- _EXERCISE PROMPT_:
Please gather every line in the items below that contains the string "label", treating uppercase and lowercase as different.

[Element box annotations]
####

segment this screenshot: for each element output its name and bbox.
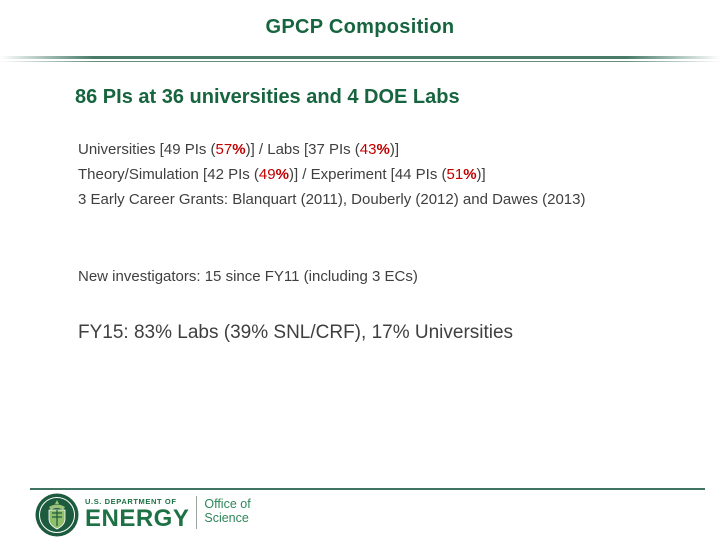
title-divider bbox=[0, 56, 720, 62]
text-segment: % bbox=[275, 166, 289, 183]
text-segment: )] / Experiment [44 PIs ( bbox=[288, 166, 447, 183]
text-segment: 51 bbox=[446, 166, 464, 183]
text-segment: 49 bbox=[258, 166, 276, 183]
text-segment: % bbox=[232, 141, 246, 158]
text-segment: 57 bbox=[215, 141, 233, 158]
text-segment: % bbox=[463, 166, 477, 183]
text-segment: 43 bbox=[359, 141, 377, 158]
text-segment: Theory/Simulation [42 PIs ( bbox=[78, 166, 259, 183]
department-of-label: U.S. DEPARTMENT OF bbox=[85, 497, 177, 506]
body-line-universities-labs: Universities [49 PIs (57%)] / Labs [37 P… bbox=[78, 137, 646, 162]
doe-logo: U.S. DEPARTMENT OF ENERGY Office of Scie… bbox=[35, 493, 251, 537]
logo-divider bbox=[196, 496, 198, 529]
text-segment: )] bbox=[476, 166, 486, 183]
text-segment: )] / Labs [37 PIs ( bbox=[245, 141, 360, 158]
body-text-block: Universities [49 PIs (57%)] / Labs [37 P… bbox=[78, 137, 646, 212]
energy-label: ENERGY bbox=[85, 505, 190, 532]
energy-wordmark: U.S. DEPARTMENT OF ENERGY bbox=[85, 493, 189, 531]
office-of-line: Office of bbox=[204, 497, 251, 511]
office-of-science-label: Office of Science bbox=[204, 497, 250, 526]
title-divider-thin-line bbox=[0, 61, 720, 62]
body-line-theory-experiment: Theory/Simulation [42 PIs (49%)] / Exper… bbox=[78, 162, 646, 187]
text-segment: 3 Early Career Grants: Blanquart (2011),… bbox=[78, 191, 586, 208]
new-investigators-line: New investigators: 15 since FY11 (includ… bbox=[78, 268, 418, 285]
footer-divider bbox=[30, 488, 705, 490]
body-line-early-career: 3 Early Career Grants: Blanquart (2011),… bbox=[78, 187, 646, 212]
text-segment: % bbox=[376, 141, 390, 158]
doe-seal-icon bbox=[35, 493, 79, 537]
text-segment: Universities [49 PIs ( bbox=[78, 141, 216, 158]
science-line: Science bbox=[204, 511, 249, 526]
slide-heading: 86 PIs at 36 universities and 4 DOE Labs bbox=[75, 86, 460, 108]
fy15-summary-line: FY15: 83% Labs (39% SNL/CRF), 17% Univer… bbox=[78, 322, 514, 343]
text-segment: )] bbox=[389, 141, 399, 158]
slide-title: GPCP Composition bbox=[265, 16, 455, 38]
title-divider-thick-line bbox=[0, 56, 720, 59]
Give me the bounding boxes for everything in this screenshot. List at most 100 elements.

####

- _THE REPLY_:
department-of-label: U.S. DEPARTMENT OF bbox=[85, 497, 177, 506]
energy-label: ENERGY bbox=[85, 505, 190, 532]
office-of-science-label: Office of Science bbox=[204, 497, 250, 526]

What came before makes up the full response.